[DATASET RECORDS]
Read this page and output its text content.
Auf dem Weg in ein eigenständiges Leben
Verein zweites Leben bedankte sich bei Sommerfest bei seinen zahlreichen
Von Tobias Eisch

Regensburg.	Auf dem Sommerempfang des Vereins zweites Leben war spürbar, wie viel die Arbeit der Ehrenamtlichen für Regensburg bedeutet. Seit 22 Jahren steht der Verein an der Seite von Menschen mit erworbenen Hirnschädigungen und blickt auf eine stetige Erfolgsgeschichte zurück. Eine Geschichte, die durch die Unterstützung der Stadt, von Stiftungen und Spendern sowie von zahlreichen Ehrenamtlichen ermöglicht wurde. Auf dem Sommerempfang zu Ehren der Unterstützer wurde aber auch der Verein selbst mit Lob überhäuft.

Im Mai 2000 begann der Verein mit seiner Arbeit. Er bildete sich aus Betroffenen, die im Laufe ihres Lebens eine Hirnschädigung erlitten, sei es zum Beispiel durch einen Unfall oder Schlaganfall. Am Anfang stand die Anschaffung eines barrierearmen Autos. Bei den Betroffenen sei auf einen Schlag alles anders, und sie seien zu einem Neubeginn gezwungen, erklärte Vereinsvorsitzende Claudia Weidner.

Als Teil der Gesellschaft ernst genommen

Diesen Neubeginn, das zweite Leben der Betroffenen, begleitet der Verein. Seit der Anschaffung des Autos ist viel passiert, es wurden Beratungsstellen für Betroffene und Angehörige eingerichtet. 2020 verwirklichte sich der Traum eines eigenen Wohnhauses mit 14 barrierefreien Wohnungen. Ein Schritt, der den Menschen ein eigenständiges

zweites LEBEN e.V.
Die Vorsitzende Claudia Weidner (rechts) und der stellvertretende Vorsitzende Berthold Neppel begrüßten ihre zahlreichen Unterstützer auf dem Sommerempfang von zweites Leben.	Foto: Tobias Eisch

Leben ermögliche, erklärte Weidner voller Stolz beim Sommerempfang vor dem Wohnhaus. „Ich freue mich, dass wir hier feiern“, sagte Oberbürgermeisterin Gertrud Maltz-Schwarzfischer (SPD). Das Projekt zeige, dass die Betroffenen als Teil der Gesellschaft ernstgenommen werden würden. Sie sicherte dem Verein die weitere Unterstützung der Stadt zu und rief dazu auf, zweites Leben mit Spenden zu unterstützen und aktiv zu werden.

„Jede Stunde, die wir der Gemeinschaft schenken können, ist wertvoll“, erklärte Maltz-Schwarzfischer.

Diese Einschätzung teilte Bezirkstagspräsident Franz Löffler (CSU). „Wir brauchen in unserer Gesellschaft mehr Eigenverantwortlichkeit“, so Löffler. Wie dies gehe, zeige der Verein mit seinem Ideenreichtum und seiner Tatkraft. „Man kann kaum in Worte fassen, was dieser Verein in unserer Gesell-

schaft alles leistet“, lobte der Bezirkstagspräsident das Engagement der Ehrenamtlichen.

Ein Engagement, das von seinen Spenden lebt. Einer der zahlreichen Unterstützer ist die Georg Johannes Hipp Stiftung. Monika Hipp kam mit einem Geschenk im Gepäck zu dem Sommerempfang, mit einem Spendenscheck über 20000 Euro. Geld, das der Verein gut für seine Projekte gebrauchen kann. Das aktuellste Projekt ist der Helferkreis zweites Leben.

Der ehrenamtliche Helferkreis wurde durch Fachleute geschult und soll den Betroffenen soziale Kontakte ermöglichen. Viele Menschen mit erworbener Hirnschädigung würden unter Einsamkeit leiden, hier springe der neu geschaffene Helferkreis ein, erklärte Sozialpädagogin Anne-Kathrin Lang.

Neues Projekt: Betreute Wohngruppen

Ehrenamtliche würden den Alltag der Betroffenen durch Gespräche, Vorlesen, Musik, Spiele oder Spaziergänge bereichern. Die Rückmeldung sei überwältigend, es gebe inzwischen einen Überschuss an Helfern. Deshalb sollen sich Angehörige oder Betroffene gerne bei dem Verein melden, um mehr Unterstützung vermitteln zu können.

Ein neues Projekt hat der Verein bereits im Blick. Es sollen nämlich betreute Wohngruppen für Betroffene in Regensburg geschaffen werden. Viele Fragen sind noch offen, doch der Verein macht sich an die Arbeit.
[/DATASET RECORDS]
» TASK ITEM: Print each line of the data exactly. Keep all of it.

» ANSWER BOX:
Read this page and output its text content.
Auf dem Weg in ein eigenständiges Leben
Verein zweites Leben bedankte sich bei Sommerfest bei seinen zahlreichen
Von Tobias Eisch

Regensburg.	Auf dem Sommerempfang des Vereins zweites Leben war spürbar, wie viel die Arbeit der Ehrenamtlichen für Regensburg bedeutet. Seit 22 Jahren steht der Verein an der Seite von Menschen mit erworbenen Hirnschädigungen und blickt auf eine stetige Erfolgsgeschichte zurück. Eine Geschichte, die durch die Unterstützung der Stadt, von Stiftungen und Spendern sowie von zahlreichen Ehrenamtlichen ermöglicht wurde. Auf dem Sommerempfang zu Ehren der Unterstützer wurde aber auch der Verein selbst mit Lob überhäuft.

Im Mai 2000 begann der Verein mit seiner Arbeit. Er bildete sich aus Betroffenen, die im Laufe ihres Lebens eine Hirnschädigung erlitten, sei es zum Beispiel durch einen Unfall oder Schlaganfall. Am Anfang stand die Anschaffung eines barrierearmen Autos. Bei den Betroffenen sei auf einen Schlag alles anders, und sie seien zu einem Neubeginn gezwungen, erklärte Vereinsvorsitzende Claudia Weidner.

Als Teil der Gesellschaft ernst genommen

Diesen Neubeginn, das zweite Leben der Betroffenen, begleitet der Verein. Seit der Anschaffung des Autos ist viel passiert, es wurden Beratungsstellen für Betroffene und Angehörige eingerichtet. 2020 verwirklichte sich der Traum eines eigenen Wohnhauses mit 14 barrierefreien Wohnungen. Ein Schritt, der den Menschen ein eigenständiges

zweites LEBEN e.V.
Die Vorsitzende Claudia Weidner (rechts) und der stellvertretende Vorsitzende Berthold Neppel begrüßten ihre zahlreichen Unterstützer auf dem Sommerempfang von zweites Leben.	Foto: Tobias Eisch

Leben ermögliche, erklärte Weidner voller Stolz beim Sommerempfang vor dem Wohnhaus. „Ich freue mich, dass wir hier feiern“, sagte Oberbürgermeisterin Gertrud Maltz-Schwarzfischer (SPD). Das Projekt zeige, dass die Betroffenen als Teil der Gesellschaft ernstgenommen werden würden. Sie sicherte dem Verein die weitere Unterstützung der Stadt zu und rief dazu auf, zweites Leben mit Spenden zu unterstützen und aktiv zu werden.

„Jede Stunde, die wir der Gemeinschaft schenken können, ist wertvoll“, erklärte Maltz-Schwarzfischer.

Diese Einschätzung teilte Bezirkstagspräsident Franz Löffler (CSU). „Wir brauchen in unserer Gesellschaft mehr Eigenverantwortlichkeit“, so Löffler. Wie dies gehe, zeige der Verein mit seinem Ideenreichtum und seiner Tatkraft. „Man kann kaum in Worte fassen, was dieser Verein in unserer Gesell-

schaft alles leistet“, lobte der Bezirkstagspräsident das Engagement der Ehrenamtlichen.

Ein Engagement, das von seinen Spenden lebt. Einer der zahlreichen Unterstützer ist die Georg Johannes Hipp Stiftung. Monika Hipp kam mit einem Geschenk im Gepäck zu dem Sommerempfang, mit einem Spendenscheck über 20000 Euro. Geld, das der Verein gut für seine Projekte gebrauchen kann. Das aktuellste Projekt ist der Helferkreis zweites Leben.

Der ehrenamtliche Helferkreis wurde durch Fachleute geschult und soll den Betroffenen soziale Kontakte ermöglichen. Viele Menschen mit erworbener Hirnschädigung würden unter Einsamkeit leiden, hier springe der neu geschaffene Helferkreis ein, erklärte Sozialpädagogin Anne-Kathrin Lang.

Neues Projekt: Betreute Wohngruppen

Ehrenamtliche würden den Alltag der Betroffenen durch Gespräche, Vorlesen, Musik, Spiele oder Spaziergänge bereichern. Die Rückmeldung sei überwältigend, es gebe inzwischen einen Überschuss an Helfern. Deshalb sollen sich Angehörige oder Betroffene gerne bei dem Verein melden, um mehr Unterstützung vermitteln zu können.

Ein neues Projekt hat der Verein bereits im Blick. Es sollen nämlich betreute Wohngruppen für Betroffene in Regensburg geschaffen werden. Viele Fragen sind noch offen, doch der Verein macht sich an die Arbeit.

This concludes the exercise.